Find and copy lines holding "البيع".

## BEGIN Dataset extract

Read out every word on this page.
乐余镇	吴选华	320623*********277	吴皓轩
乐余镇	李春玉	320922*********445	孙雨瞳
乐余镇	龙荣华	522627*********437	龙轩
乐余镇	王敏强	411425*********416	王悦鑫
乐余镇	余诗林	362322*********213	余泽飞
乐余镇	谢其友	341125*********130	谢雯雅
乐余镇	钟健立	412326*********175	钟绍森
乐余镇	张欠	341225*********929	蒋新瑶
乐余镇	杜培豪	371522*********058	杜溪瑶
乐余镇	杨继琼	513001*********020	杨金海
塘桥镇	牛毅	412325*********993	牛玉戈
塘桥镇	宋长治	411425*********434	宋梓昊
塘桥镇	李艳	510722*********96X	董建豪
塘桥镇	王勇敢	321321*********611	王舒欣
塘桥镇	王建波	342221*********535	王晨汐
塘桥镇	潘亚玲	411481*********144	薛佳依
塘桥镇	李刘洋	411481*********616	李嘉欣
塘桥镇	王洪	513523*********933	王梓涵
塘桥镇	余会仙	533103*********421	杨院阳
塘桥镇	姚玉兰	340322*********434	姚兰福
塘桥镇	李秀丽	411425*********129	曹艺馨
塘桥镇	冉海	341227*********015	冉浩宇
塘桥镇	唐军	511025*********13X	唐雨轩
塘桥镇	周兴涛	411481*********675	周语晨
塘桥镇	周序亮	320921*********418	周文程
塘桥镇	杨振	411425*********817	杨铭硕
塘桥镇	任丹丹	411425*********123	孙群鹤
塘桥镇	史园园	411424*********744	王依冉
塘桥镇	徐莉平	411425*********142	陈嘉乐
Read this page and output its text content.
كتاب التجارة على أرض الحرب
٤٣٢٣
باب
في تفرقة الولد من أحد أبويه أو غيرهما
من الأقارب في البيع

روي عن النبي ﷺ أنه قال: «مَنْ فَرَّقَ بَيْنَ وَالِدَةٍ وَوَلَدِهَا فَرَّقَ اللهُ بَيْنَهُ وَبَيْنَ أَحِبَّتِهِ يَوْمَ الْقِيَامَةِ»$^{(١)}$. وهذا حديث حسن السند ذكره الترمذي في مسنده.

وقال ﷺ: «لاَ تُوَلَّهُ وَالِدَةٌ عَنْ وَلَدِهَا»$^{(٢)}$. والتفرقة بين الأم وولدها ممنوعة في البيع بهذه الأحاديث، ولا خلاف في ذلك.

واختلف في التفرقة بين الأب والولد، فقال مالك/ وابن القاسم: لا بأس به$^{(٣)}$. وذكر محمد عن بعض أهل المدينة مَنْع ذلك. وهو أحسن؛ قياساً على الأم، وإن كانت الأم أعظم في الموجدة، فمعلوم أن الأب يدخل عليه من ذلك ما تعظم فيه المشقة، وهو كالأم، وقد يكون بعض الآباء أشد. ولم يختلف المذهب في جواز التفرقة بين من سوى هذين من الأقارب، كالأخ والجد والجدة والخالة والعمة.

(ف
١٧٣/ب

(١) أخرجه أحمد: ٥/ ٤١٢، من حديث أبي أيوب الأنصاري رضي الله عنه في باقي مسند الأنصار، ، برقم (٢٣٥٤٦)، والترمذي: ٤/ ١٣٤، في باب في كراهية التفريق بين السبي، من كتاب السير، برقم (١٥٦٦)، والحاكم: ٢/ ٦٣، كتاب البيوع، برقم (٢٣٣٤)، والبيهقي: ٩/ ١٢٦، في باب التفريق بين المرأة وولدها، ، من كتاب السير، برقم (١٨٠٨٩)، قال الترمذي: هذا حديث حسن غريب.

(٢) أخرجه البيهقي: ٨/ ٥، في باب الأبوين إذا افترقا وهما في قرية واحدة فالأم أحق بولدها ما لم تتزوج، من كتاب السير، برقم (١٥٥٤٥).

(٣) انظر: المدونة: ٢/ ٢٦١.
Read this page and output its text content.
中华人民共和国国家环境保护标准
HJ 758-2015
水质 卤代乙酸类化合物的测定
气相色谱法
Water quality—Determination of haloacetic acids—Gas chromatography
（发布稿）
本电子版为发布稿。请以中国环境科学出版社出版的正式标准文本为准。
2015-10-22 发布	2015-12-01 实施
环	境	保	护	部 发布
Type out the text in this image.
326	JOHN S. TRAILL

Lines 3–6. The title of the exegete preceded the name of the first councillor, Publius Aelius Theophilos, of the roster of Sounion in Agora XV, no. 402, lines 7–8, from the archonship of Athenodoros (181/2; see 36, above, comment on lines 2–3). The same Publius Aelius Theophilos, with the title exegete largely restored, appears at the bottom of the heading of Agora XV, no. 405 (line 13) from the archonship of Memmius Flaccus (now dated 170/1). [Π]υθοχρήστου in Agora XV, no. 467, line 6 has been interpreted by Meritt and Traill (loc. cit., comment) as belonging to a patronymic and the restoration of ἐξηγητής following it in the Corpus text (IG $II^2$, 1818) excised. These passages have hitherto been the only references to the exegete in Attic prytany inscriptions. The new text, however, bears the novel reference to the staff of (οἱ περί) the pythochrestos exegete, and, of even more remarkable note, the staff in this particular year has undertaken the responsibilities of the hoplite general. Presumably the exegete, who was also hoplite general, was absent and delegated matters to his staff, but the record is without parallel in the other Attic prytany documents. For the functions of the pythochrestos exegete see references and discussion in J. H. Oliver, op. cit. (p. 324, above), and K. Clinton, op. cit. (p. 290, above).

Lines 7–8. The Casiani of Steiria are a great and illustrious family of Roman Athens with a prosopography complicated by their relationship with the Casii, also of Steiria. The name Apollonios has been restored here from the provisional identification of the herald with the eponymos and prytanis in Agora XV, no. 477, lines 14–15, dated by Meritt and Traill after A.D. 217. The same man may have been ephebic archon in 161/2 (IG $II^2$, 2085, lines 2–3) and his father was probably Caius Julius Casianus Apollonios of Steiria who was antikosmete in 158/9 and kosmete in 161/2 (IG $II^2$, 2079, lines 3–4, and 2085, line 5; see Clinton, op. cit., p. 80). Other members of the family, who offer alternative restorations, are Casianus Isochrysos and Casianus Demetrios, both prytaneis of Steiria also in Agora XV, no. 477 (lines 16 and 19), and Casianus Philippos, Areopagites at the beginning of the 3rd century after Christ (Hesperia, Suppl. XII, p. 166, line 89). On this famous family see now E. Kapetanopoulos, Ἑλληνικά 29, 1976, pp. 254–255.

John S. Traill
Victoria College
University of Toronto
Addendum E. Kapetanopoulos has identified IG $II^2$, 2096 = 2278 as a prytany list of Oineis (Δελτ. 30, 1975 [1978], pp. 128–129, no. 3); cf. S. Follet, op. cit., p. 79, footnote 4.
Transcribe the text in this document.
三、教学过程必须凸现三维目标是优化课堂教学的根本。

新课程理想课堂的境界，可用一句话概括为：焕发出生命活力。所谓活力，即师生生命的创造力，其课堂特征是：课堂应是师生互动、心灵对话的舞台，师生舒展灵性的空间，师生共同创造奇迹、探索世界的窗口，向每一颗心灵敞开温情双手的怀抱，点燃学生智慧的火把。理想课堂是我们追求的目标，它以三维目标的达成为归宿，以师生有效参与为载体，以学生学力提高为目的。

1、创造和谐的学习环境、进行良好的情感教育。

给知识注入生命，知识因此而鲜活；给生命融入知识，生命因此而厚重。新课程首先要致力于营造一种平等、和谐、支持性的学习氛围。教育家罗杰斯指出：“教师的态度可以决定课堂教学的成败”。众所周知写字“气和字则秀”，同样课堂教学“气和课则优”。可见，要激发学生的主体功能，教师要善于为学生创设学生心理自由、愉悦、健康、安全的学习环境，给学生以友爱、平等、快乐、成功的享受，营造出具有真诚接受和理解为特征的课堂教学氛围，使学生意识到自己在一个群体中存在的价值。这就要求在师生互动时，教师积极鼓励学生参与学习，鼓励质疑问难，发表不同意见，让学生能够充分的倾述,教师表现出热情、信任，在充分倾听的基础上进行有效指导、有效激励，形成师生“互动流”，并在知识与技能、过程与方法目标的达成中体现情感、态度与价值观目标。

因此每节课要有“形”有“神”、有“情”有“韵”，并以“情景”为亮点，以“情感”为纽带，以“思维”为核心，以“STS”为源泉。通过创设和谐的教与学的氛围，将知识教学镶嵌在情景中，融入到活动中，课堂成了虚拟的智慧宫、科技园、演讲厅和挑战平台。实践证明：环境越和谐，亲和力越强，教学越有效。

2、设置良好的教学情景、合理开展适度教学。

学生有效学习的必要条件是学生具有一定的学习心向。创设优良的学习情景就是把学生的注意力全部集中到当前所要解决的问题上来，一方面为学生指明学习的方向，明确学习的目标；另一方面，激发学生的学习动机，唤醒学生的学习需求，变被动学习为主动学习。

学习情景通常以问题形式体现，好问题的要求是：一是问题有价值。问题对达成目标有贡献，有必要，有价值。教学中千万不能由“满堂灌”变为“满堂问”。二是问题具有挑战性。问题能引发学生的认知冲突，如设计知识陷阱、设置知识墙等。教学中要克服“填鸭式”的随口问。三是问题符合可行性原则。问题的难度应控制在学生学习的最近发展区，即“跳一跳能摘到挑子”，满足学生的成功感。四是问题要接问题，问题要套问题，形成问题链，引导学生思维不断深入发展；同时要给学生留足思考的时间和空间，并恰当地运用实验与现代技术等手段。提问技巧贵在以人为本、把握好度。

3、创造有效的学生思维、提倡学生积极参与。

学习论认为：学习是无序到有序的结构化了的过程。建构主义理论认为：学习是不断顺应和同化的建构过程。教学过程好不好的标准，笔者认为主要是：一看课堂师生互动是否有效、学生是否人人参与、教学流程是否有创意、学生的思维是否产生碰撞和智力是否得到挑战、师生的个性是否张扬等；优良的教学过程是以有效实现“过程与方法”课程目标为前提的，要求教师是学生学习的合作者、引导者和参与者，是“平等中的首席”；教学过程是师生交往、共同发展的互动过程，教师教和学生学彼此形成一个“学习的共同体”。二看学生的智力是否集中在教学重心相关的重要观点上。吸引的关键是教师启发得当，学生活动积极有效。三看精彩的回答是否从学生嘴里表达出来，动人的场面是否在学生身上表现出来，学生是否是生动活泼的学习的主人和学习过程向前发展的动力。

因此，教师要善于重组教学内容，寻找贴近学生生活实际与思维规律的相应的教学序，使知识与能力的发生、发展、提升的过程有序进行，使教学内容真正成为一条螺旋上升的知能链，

## END Dataset extract

◆ **Full output**
من الأقارب في البيع
وقال ﷺ: «لاَ تُوَلَّهُ وَالِدَةٌ عَنْ وَلَدِهَا»$^{(٢)}$. والتفرقة بين الأم وولدها ممنوعة في البيع بهذه الأحاديث، ولا خلاف في ذلك.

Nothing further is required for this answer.